- _Prompt_
Repeat the material exactly, leaving nothing out.

════════

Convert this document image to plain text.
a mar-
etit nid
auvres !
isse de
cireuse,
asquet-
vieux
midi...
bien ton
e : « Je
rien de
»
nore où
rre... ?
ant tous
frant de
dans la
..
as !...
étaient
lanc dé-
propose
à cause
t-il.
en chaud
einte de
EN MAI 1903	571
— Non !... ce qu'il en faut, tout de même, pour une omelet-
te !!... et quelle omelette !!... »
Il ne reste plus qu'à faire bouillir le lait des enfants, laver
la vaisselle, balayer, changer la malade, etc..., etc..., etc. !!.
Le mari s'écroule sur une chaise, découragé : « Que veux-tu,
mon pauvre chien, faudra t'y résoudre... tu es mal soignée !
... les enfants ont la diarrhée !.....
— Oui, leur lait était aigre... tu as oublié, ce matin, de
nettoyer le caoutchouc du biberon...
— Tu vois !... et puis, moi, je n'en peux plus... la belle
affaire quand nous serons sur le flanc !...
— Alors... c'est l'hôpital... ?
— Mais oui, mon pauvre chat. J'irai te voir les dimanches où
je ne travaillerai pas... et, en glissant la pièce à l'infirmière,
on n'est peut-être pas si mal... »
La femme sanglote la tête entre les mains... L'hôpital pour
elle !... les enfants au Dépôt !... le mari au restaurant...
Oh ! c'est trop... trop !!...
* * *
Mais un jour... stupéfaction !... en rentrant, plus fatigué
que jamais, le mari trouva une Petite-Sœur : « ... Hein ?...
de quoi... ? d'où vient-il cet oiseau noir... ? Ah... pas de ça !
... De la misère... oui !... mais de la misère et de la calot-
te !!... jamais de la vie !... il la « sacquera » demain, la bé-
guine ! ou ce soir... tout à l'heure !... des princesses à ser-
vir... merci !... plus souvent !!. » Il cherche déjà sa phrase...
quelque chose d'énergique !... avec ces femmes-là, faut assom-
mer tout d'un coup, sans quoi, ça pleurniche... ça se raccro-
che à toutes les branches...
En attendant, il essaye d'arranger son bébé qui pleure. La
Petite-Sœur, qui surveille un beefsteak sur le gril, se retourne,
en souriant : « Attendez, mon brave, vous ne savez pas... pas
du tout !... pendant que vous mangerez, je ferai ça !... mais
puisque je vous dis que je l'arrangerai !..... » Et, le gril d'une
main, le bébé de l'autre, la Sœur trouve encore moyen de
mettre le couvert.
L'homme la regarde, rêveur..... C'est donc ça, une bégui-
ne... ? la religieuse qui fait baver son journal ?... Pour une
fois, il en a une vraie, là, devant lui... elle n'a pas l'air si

════════

- _Result for this task_
Convert this document image to plain text.
a mar-
etit nid
auvres !
isse de
cireuse,
asquet-
vieux
midi...
bien ton
e : « Je
rien de
»
nore où
rre... ?
ant tous
frant de
dans la
..
as !...
étaient
lanc dé-
propose
à cause
t-il.
en chaud
einte de
EN MAI 1903	571
— Non !... ce qu'il en faut, tout de même, pour une omelet-
te !!... et quelle omelette !!... »
Il ne reste plus qu'à faire bouillir le lait des enfants, laver
la vaisselle, balayer, changer la malade, etc..., etc..., etc. !!.
Le mari s'écroule sur une chaise, découragé : « Que veux-tu,
mon pauvre chien, faudra t'y résoudre... tu es mal soignée !
... les enfants ont la diarrhée !.....
— Oui, leur lait était aigre... tu as oublié, ce matin, de
nettoyer le caoutchouc du biberon...
— Tu vois !... et puis, moi, je n'en peux plus... la belle
affaire quand nous serons sur le flanc !...
— Alors... c'est l'hôpital... ?
— Mais oui, mon pauvre chat. J'irai te voir les dimanches où
je ne travaillerai pas... et, en glissant la pièce à l'infirmière,
on n'est peut-être pas si mal... »
La femme sanglote la tête entre les mains... L'hôpital pour
elle !... les enfants au Dépôt !... le mari au restaurant...
Oh ! c'est trop... trop !!...
* * *
Mais un jour... stupéfaction !... en rentrant, plus fatigué
que jamais, le mari trouva une Petite-Sœur : « ... Hein ?...
de quoi... ? d'où vient-il cet oiseau noir... ? Ah... pas de ça !
... De la misère... oui !... mais de la misère et de la calot-
te !!... jamais de la vie !... il la « sacquera » demain, la bé-
guine ! ou ce soir... tout à l'heure !... des princesses à ser-
vir... merci !... plus souvent !!. » Il cherche déjà sa phrase...
quelque chose d'énergique !... avec ces femmes-là, faut assom-
mer tout d'un coup, sans quoi, ça pleurniche... ça se raccro-
che à toutes les branches...
En attendant, il essaye d'arranger son bébé qui pleure. La
Petite-Sœur, qui surveille un beefsteak sur le gril, se retourne,
en souriant : « Attendez, mon brave, vous ne savez pas... pas
du tout !... pendant que vous mangerez, je ferai ça !... mais
puisque je vous dis que je l'arrangerai !..... » Et, le gril d'une
main, le bébé de l'autre, la Sœur trouve encore moyen de
mettre le couvert.
L'homme la regarde, rêveur..... C'est donc ça, une bégui-
ne... ? la religieuse qui fait baver son journal ?... Pour une
fois, il en a une vraie, là, devant lui... elle n'a pas l'air si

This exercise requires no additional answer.